*Exercise goal*
Repeat the listing in full. Nothing may be added or left out.

BEGIN Data section

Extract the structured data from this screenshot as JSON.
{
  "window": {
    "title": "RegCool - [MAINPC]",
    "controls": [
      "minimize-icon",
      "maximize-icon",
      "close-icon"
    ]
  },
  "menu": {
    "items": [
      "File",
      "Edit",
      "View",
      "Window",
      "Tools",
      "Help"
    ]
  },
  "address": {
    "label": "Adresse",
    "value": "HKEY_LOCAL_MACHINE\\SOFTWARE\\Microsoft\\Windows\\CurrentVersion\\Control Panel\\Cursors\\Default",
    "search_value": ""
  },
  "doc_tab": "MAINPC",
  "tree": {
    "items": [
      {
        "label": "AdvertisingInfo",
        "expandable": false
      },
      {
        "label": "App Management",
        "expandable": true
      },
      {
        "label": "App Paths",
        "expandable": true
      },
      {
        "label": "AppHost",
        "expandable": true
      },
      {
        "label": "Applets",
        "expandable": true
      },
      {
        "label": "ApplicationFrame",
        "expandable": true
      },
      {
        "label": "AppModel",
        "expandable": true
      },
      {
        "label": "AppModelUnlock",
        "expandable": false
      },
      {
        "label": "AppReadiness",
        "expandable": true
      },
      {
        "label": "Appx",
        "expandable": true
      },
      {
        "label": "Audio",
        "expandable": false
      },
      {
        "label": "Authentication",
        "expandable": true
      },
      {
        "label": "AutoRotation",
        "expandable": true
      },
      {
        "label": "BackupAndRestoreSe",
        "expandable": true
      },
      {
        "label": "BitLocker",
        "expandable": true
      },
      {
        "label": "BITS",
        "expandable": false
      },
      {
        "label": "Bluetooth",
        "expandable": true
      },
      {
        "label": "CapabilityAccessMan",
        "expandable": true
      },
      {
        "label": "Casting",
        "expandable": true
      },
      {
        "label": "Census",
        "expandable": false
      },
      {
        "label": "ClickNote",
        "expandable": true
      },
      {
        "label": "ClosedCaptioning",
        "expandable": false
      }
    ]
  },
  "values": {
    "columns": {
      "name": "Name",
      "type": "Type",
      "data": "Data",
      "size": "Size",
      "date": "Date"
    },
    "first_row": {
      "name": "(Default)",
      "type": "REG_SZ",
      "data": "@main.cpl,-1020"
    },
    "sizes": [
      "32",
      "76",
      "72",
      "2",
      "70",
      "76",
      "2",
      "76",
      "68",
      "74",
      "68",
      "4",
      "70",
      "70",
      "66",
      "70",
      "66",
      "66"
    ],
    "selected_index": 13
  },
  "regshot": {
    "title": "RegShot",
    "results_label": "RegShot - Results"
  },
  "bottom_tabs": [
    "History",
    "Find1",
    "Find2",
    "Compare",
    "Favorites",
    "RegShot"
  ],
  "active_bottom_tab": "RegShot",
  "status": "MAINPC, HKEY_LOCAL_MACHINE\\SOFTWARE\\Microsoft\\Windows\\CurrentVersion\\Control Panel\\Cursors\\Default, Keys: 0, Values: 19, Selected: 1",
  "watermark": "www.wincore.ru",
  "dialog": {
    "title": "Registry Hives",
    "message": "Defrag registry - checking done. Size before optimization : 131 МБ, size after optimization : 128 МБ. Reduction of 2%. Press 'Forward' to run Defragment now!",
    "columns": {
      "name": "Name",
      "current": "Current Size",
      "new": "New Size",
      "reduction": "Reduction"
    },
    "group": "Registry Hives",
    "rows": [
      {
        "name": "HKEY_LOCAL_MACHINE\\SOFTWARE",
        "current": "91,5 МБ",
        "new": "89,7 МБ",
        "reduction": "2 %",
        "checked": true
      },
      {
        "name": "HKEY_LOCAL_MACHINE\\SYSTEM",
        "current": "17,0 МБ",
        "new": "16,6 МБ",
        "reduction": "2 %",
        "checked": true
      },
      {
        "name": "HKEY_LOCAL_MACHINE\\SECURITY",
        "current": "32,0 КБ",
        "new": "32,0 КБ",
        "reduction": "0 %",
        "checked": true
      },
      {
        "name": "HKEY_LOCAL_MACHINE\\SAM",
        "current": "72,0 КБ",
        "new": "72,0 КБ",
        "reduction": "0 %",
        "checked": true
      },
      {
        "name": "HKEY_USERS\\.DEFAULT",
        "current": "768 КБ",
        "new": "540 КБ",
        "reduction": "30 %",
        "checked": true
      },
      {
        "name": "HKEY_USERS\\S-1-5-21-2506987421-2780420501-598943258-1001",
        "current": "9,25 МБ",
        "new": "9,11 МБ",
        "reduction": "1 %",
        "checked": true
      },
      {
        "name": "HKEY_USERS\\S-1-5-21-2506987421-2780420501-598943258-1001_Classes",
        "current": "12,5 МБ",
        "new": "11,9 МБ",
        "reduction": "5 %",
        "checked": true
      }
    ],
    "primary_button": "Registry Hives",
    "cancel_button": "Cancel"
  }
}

END Data section

*Response to this exercise*
Extract the structured data from this screenshot as JSON.
{
  "window": {
    "title": "RegCool - [MAINPC]",
    "controls": [
      "minimize-icon",
      "maximize-icon",
      "close-icon"
    ]
  },
  "menu": {
    "items": [
      "File",
      "Edit",
      "View",
      "Window",
      "Tools",
      "Help"
    ]
  },
  "address": {
    "label": "Adresse",
    "value": "HKEY_LOCAL_MACHINE\\SOFTWARE\\Microsoft\\Windows\\CurrentVersion\\Control Panel\\Cursors\\Default",
    "search_value": ""
  },
  "doc_tab": "MAINPC",
  "tree": {
    "items": [
      {
        "label": "AdvertisingInfo",
        "expandable": false
      },
      {
        "label": "App Management",
        "expandable": true
      },
      {
        "label": "App Paths",
        "expandable": true
      },
      {
        "label": "AppHost",
        "expandable": true
      },
      {
        "label": "Applets",
        "expandable": true
      },
      {
        "label": "ApplicationFrame",
        "expandable": true
      },
      {
        "label": "AppModel",
        "expandable": true
      },
      {
        "label": "AppModelUnlock",
        "expandable": false
      },
      {
        "label": "AppReadiness",
        "expandable": true
      },
      {
        "label": "Appx",
        "expandable": true
      },
      {
        "label": "Audio",
        "expandable": false
      },
      {
        "label": "Authentication",
        "expandable": true
      },
      {
        "label": "AutoRotation",
        "expandable": true
      },
      {
        "label": "BackupAndRestoreSe",
        "expandable": true
      },
      {
        "label": "BitLocker",
        "expandable": true
      },
      {
        "label": "BITS",
        "expandable": false
      },
      {
        "label": "Bluetooth",
        "expandable": true
      },
      {
        "label": "CapabilityAccessMan",
        "expandable": true
      },
      {
        "label": "Casting",
        "expandable": true
      },
      {
        "label": "Census",
        "expandable": false
      },
      {
        "label": "ClickNote",
        "expandable": true
      },
      {
        "label": "ClosedCaptioning",
        "expandable": false
      }
    ]
  },
  "values": {
    "columns": {
      "name": "Name",
      "type": "Type",
      "data": "Data",
      "size": "Size",
      "date": "Date"
    },
    "first_row": {
      "name": "(Default)",
      "type": "REG_SZ",
      "data": "@main.cpl,-1020"
    },
    "sizes": [
      "32",
      "76",
      "72",
      "2",
      "70",
      "76",
      "2",
      "76",
      "68",
      "74",
      "68",
      "4",
      "70",
      "70",
      "66",
      "70",
      "66",
      "66"
    ],
    "selected_index": 13
  },
  "regshot": {
    "title": "RegShot",
    "results_label": "RegShot - Results"
  },
  "bottom_tabs": [
    "History",
    "Find1",
    "Find2",
    "Compare",
    "Favorites",
    "RegShot"
  ],
  "active_bottom_tab": "RegShot",
  "status": "MAINPC, HKEY_LOCAL_MACHINE\\SOFTWARE\\Microsoft\\Windows\\CurrentVersion\\Control Panel\\Cursors\\Default, Keys: 0, Values: 19, Selected: 1",
  "watermark": "www.wincore.ru",
  "dialog": {
    "title": "Registry Hives",
    "message": "Defrag registry - checking done. Size before optimization : 131 МБ, size after optimization : 128 МБ. Reduction of 2%. Press 'Forward' to run Defragment now!",
    "columns": {
      "name": "Name",
      "current": "Current Size",
      "new": "New Size",
      "reduction": "Reduction"
    },
    "group": "Registry Hives",
    "rows": [
      {
        "name": "HKEY_LOCAL_MACHINE\\SOFTWARE",
        "current": "91,5 МБ",
        "new": "89,7 МБ",
        "reduction": "2 %",
        "checked": true
      },
      {
        "name": "HKEY_LOCAL_MACHINE\\SYSTEM",
        "current": "17,0 МБ",
        "new": "16,6 МБ",
        "reduction": "2 %",
        "checked": true
      },
      {
        "name": "HKEY_LOCAL_MACHINE\\SECURITY",
        "current": "32,0 КБ",
        "new": "32,0 КБ",
        "reduction": "0 %",
        "checked": true
      },
      {
        "name": "HKEY_LOCAL_MACHINE\\SAM",
        "current": "72,0 КБ",
        "new": "72,0 КБ",
        "reduction": "0 %",
        "checked": true
      },
      {
        "name": "HKEY_USERS\\.DEFAULT",
        "current": "768 КБ",
        "new": "540 КБ",
        "reduction": "30 %",
        "checked": true
      },
      {
        "name": "HKEY_USERS\\S-1-5-21-2506987421-2780420501-598943258-1001",
        "current": "9,25 МБ",
        "new": "9,11 МБ",
        "reduction": "1 %",
        "checked": true
      },
      {
        "name": "HKEY_USERS\\S-1-5-21-2506987421-2780420501-598943258-1001_Classes",
        "current": "12,5 МБ",
        "new": "11,9 МБ",
        "reduction": "5 %",
        "checked": true
      }
    ],
    "primary_button": "Registry Hives",
    "cancel_button": "Cancel"
  }
}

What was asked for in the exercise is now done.